* AIM
Can you copy out the data exactly? Leave the images out.

* INFORMATION SUPPLIED
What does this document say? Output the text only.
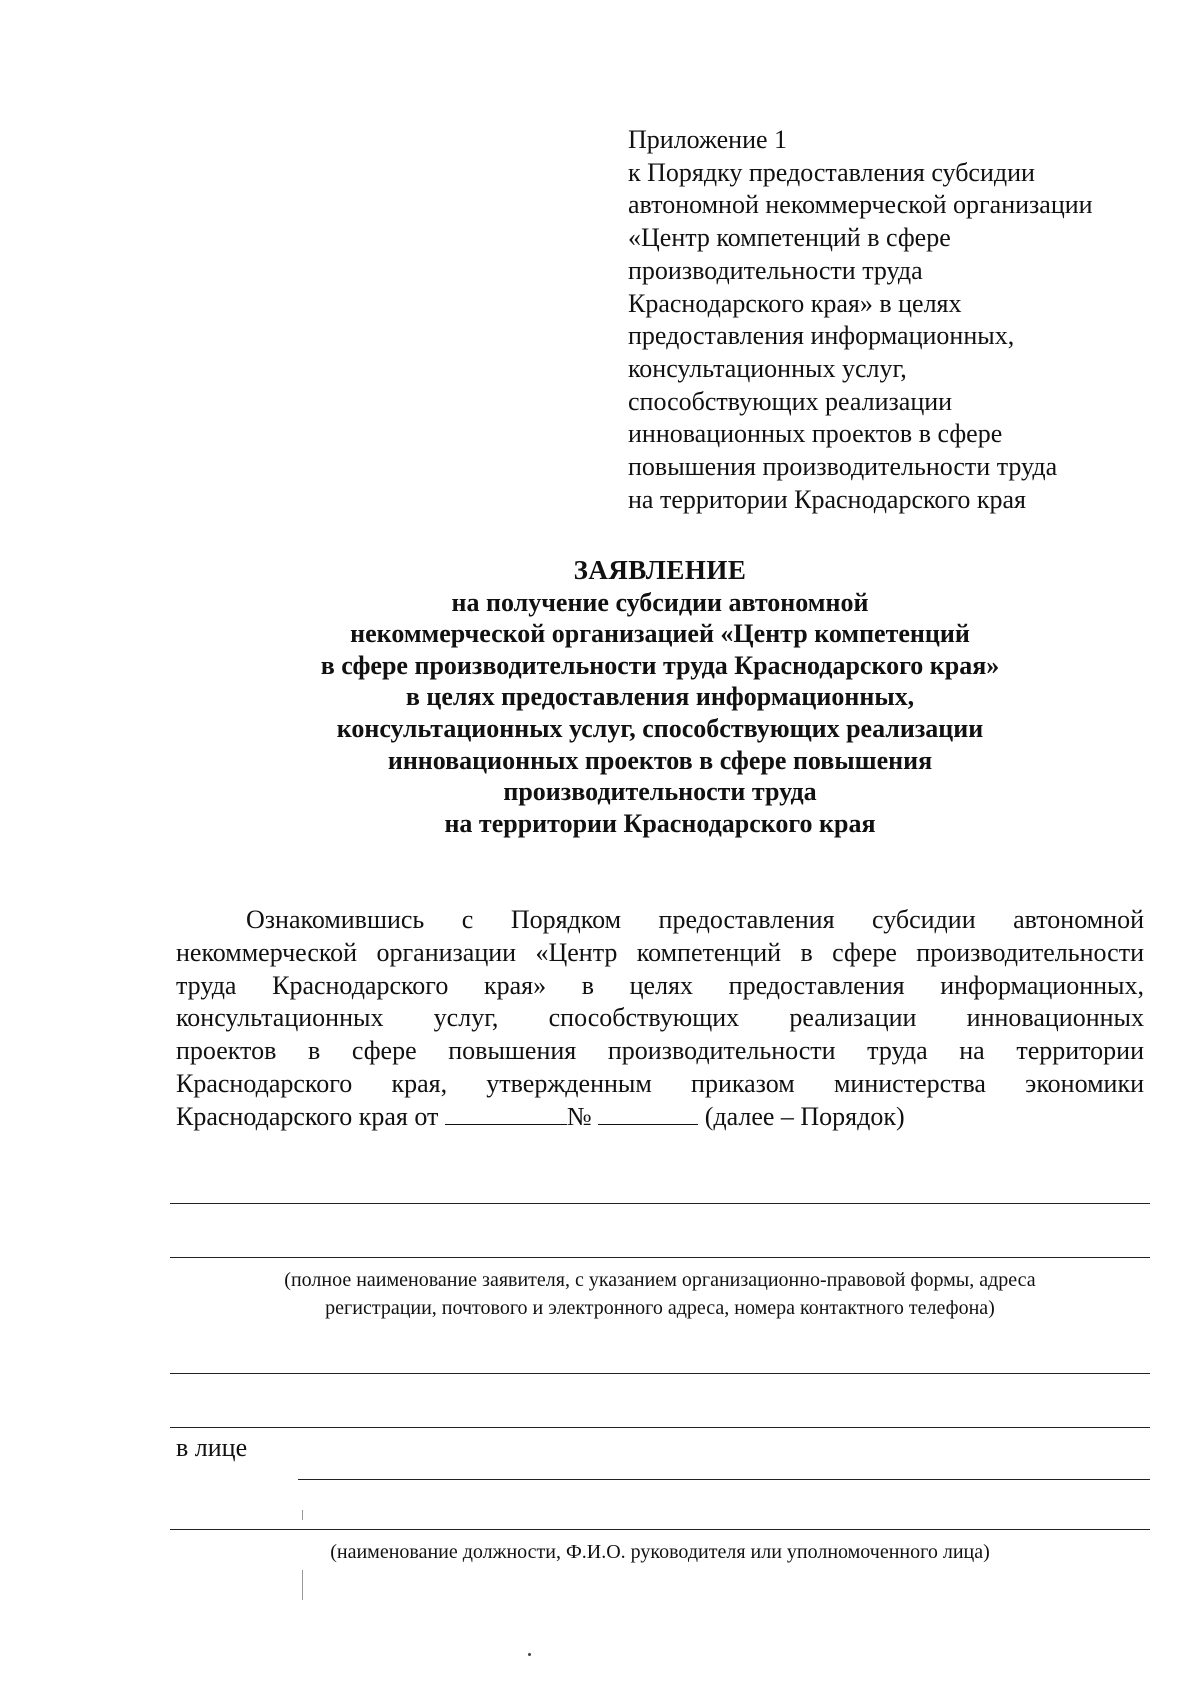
Приложение 1
к Порядку предоставления субсидии
автономной некоммерческой организации
«Центр компетенций в сфере
производительности труда
Краснодарского края» в целях
предоставления информационных,
консультационных услуг,
способствующих реализации
инновационных проектов в сфере
повышения производительности труда
на территории Краснодарского края
ЗАЯВЛЕНИЕ
на получение субсидии автономной
некоммерческой организацией «Центр компетенций
в сфере производительности труда Краснодарского края»
в целях предоставления информационных,
консультационных услуг, способствующих реализации
инновационных проектов в сфере повышения
производительности труда
на территории Краснодарского края
Ознакомившись с Порядком предоставления субсидии автономной
некоммерческой организации «Центр компетенций в сфере производительности
труда Краснодарского края» в целях предоставления информационных,
консультационных услуг, способствующих реализации инновационных
проектов в сфере повышения производительности труда на территории
Краснодарского края, утвержденным приказом министерства экономики
Краснодарского края от	№	(далее – Порядок)
(полное наименование заявителя, с указанием организационно-правовой формы, адреса
регистрации, почтового и электронного адреса, номера контактного телефона)
в лице
(наименование должности, Ф.И.О. руководителя или уполномоченного лица)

* THE RESPONSE
What does this document say? Output the text only.
Приложение 1
к Порядку предоставления субсидии
автономной некоммерческой организации
«Центр компетенций в сфере
производительности труда
Краснодарского края» в целях
предоставления информационных,
консультационных услуг,
способствующих реализации
инновационных проектов в сфере
повышения производительности труда
на территории Краснодарского края
ЗАЯВЛЕНИЕ
на получение субсидии автономной
некоммерческой организацией «Центр компетенций
в сфере производительности труда Краснодарского края»
в целях предоставления информационных,
консультационных услуг, способствующих реализации
инновационных проектов в сфере повышения
производительности труда
на территории Краснодарского края
Ознакомившись с Порядком предоставления субсидии автономной
некоммерческой организации «Центр компетенций в сфере производительности
труда Краснодарского края» в целях предоставления информационных,
консультационных услуг, способствующих реализации инновационных
проектов в сфере повышения производительности труда на территории
Краснодарского края, утвержденным приказом министерства экономики
Краснодарского края от	№	(далее – Порядок)
(полное наименование заявителя, с указанием организационно-правовой формы, адреса
регистрации, почтового и электронного адреса, номера контактного телефона)
в лице
(наименование должности, Ф.И.О. руководителя или уполномоченного лица)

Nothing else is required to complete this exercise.